--- INSTRUCTIONS FOR THE TASK ---
Give every line back verbatim, dropping all images.

--- Items from a data source ---
━━━━━━

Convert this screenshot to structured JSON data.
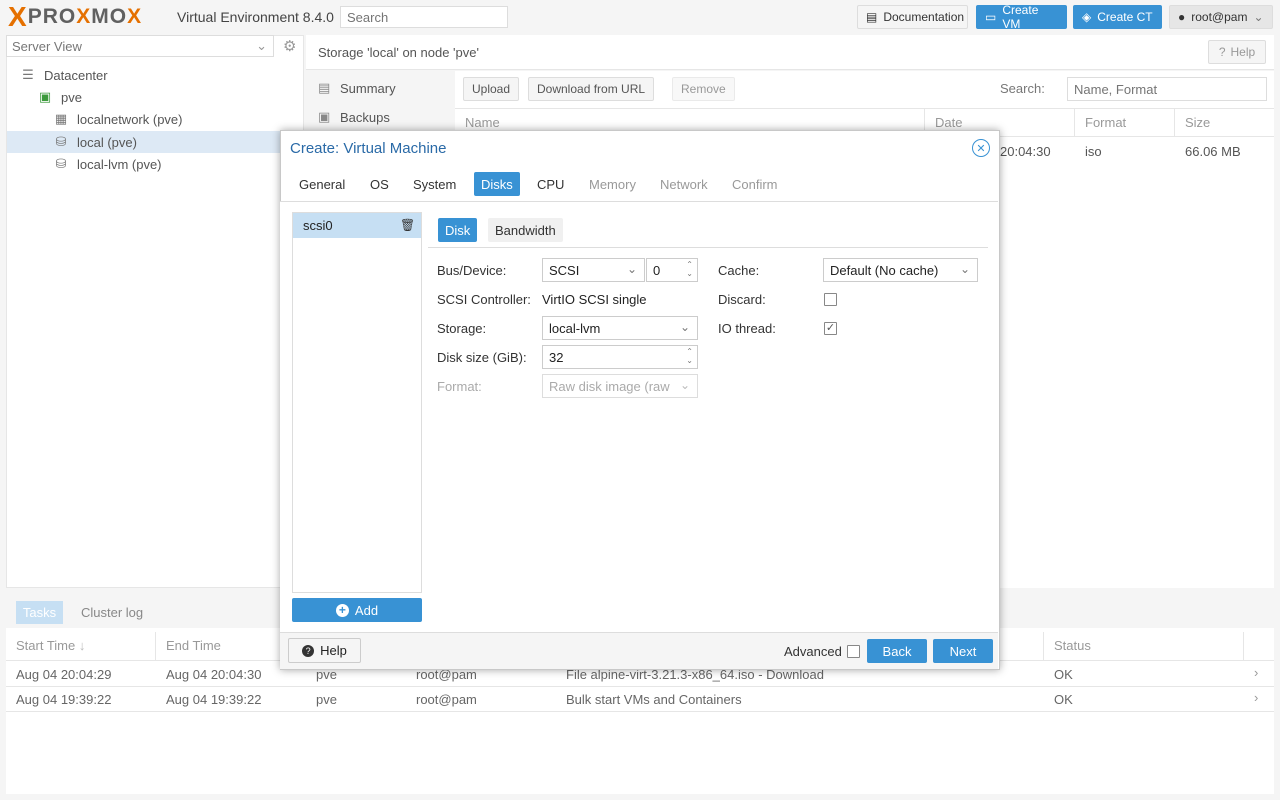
{
  "topbar": {
    "logo_x": "X",
    "brand": "PROXMOX",
    "version": "Virtual Environment 8.4.0",
    "search_placeholder": "Search",
    "documentation": "Documentation",
    "create_vm": "Create VM",
    "create_ct": "Create CT",
    "user": "root@pam"
  },
  "sidebar": {
    "view": "Server View",
    "tree": [
      {
        "label": "Datacenter",
        "icon": "server-rack-icon"
      },
      {
        "label": "pve",
        "icon": "node-icon"
      },
      {
        "label": "localnetwork (pve)",
        "icon": "network-grid-icon"
      },
      {
        "label": "local (pve)",
        "icon": "storage-icon"
      },
      {
        "label": "local-lvm (pve)",
        "icon": "storage-icon"
      }
    ]
  },
  "content": {
    "breadcrumb": "Storage 'local' on node 'pve'",
    "help": "Help",
    "nav": [
      {
        "label": "Summary",
        "icon": "book-icon"
      },
      {
        "label": "Backups",
        "icon": "floppy-icon"
      }
    ],
    "toolbar": {
      "upload": "Upload",
      "download_url": "Download from URL",
      "remove": "Remove",
      "search_label": "Search:",
      "search_placeholder": "Name, Format"
    },
    "columns": {
      "name": "Name",
      "date": "Date",
      "format": "Format",
      "size": "Size"
    },
    "row": {
      "date": "20:04:30",
      "format": "iso",
      "size": "66.06 MB"
    }
  },
  "tasks": {
    "tabs": {
      "tasks": "Tasks",
      "cluster_log": "Cluster log"
    },
    "columns": {
      "start": "Start Time",
      "sort": "↓",
      "end": "End Time",
      "status": "Status"
    },
    "rows": [
      {
        "start": "Aug 04 20:04:29",
        "end": "Aug 04 20:04:30",
        "node": "pve",
        "user": "root@pam",
        "desc": "File alpine-virt-3.21.3-x86_64.iso - Download",
        "status": "OK"
      },
      {
        "start": "Aug 04 19:39:22",
        "end": "Aug 04 19:39:22",
        "node": "pve",
        "user": "root@pam",
        "desc": "Bulk start VMs and Containers",
        "status": "OK"
      }
    ]
  },
  "modal": {
    "title": "Create: Virtual Machine",
    "tabs": [
      {
        "label": "General",
        "state": "normal"
      },
      {
        "label": "OS",
        "state": "normal"
      },
      {
        "label": "System",
        "state": "normal"
      },
      {
        "label": "Disks",
        "state": "active"
      },
      {
        "label": "CPU",
        "state": "normal"
      },
      {
        "label": "Memory",
        "state": "disabled"
      },
      {
        "label": "Network",
        "state": "disabled"
      },
      {
        "label": "Confirm",
        "state": "disabled"
      }
    ],
    "disk_item": "scsi0",
    "add": "Add",
    "subtabs": {
      "disk": "Disk",
      "bandwidth": "Bandwidth"
    },
    "fields": {
      "bus_label": "Bus/Device:",
      "bus_value": "SCSI",
      "device_value": "0",
      "controller_label": "SCSI Controller:",
      "controller_value": "VirtIO SCSI single",
      "storage_label": "Storage:",
      "storage_value": "local-lvm",
      "size_label": "Disk size (GiB):",
      "size_value": "32",
      "format_label": "Format:",
      "format_value": "Raw disk image (raw",
      "cache_label": "Cache:",
      "cache_value": "Default (No cache)",
      "discard_label": "Discard:",
      "discard_checked": false,
      "iothread_label": "IO thread:",
      "iothread_checked": true
    },
    "footer": {
      "help": "Help",
      "advanced": "Advanced",
      "back": "Back",
      "next": "Next"
    }
  },
  "colors": {
    "accent": "#3892d4",
    "brand_orange": "#e57000",
    "selection": "#c6dff3"
  }
}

━━━━━━

--- COMPLETE ANSWER ---
Convert this screenshot to structured JSON data.
{
  "topbar": {
    "logo_x": "X",
    "brand": "PROXMOX",
    "version": "Virtual Environment 8.4.0",
    "search_placeholder": "Search",
    "documentation": "Documentation",
    "create_vm": "Create VM",
    "create_ct": "Create CT",
    "user": "root@pam"
  },
  "sidebar": {
    "view": "Server View",
    "tree": [
      {
        "label": "Datacenter",
        "icon": "server-rack-icon"
      },
      {
        "label": "pve",
        "icon": "node-icon"
      },
      {
        "label": "localnetwork (pve)",
        "icon": "network-grid-icon"
      },
      {
        "label": "local (pve)",
        "icon": "storage-icon"
      },
      {
        "label": "local-lvm (pve)",
        "icon": "storage-icon"
      }
    ]
  },
  "content": {
    "breadcrumb": "Storage 'local' on node 'pve'",
    "help": "Help",
    "nav": [
      {
        "label": "Summary",
        "icon": "book-icon"
      },
      {
        "label": "Backups",
        "icon": "floppy-icon"
      }
    ],
    "toolbar": {
      "upload": "Upload",
      "download_url": "Download from URL",
      "remove": "Remove",
      "search_label": "Search:",
      "search_placeholder": "Name, Format"
    },
    "columns": {
      "name": "Name",
      "date": "Date",
      "format": "Format",
      "size": "Size"
    },
    "row": {
      "date": "20:04:30",
      "format": "iso",
      "size": "66.06 MB"
    }
  },
  "tasks": {
    "tabs": {
      "tasks": "Tasks",
      "cluster_log": "Cluster log"
    },
    "columns": {
      "start": "Start Time",
      "sort": "↓",
      "end": "End Time",
      "status": "Status"
    },
    "rows": [
      {
        "start": "Aug 04 20:04:29",
        "end": "Aug 04 20:04:30",
        "node": "pve",
        "user": "root@pam",
        "desc": "File alpine-virt-3.21.3-x86_64.iso - Download",
        "status": "OK"
      },
      {
        "start": "Aug 04 19:39:22",
        "end": "Aug 04 19:39:22",
        "node": "pve",
        "user": "root@pam",
        "desc": "Bulk start VMs and Containers",
        "status": "OK"
      }
    ]
  },
  "modal": {
    "title": "Create: Virtual Machine",
    "tabs": [
      {
        "label": "General",
        "state": "normal"
      },
      {
        "label": "OS",
        "state": "normal"
      },
      {
        "label": "System",
        "state": "normal"
      },
      {
        "label": "Disks",
        "state": "active"
      },
      {
        "label": "CPU",
        "state": "normal"
      },
      {
        "label": "Memory",
        "state": "disabled"
      },
      {
        "label": "Network",
        "state": "disabled"
      },
      {
        "label": "Confirm",
        "state": "disabled"
      }
    ],
    "disk_item": "scsi0",
    "add": "Add",
    "subtabs": {
      "disk": "Disk",
      "bandwidth": "Bandwidth"
    },
    "fields": {
      "bus_label": "Bus/Device:",
      "bus_value": "SCSI",
      "device_value": "0",
      "controller_label": "SCSI Controller:",
      "controller_value": "VirtIO SCSI single",
      "storage_label": "Storage:",
      "storage_value": "local-lvm",
      "size_label": "Disk size (GiB):",
      "size_value": "32",
      "format_label": "Format:",
      "format_value": "Raw disk image (raw",
      "cache_label": "Cache:",
      "cache_value": "Default (No cache)",
      "discard_label": "Discard:",
      "discard_checked": false,
      "iothread_label": "IO thread:",
      "iothread_checked": true
    },
    "footer": {
      "help": "Help",
      "advanced": "Advanced",
      "back": "Back",
      "next": "Next"
    }
  },
  "colors": {
    "accent": "#3892d4",
    "brand_orange": "#e57000",
    "selection": "#c6dff3"
  }
}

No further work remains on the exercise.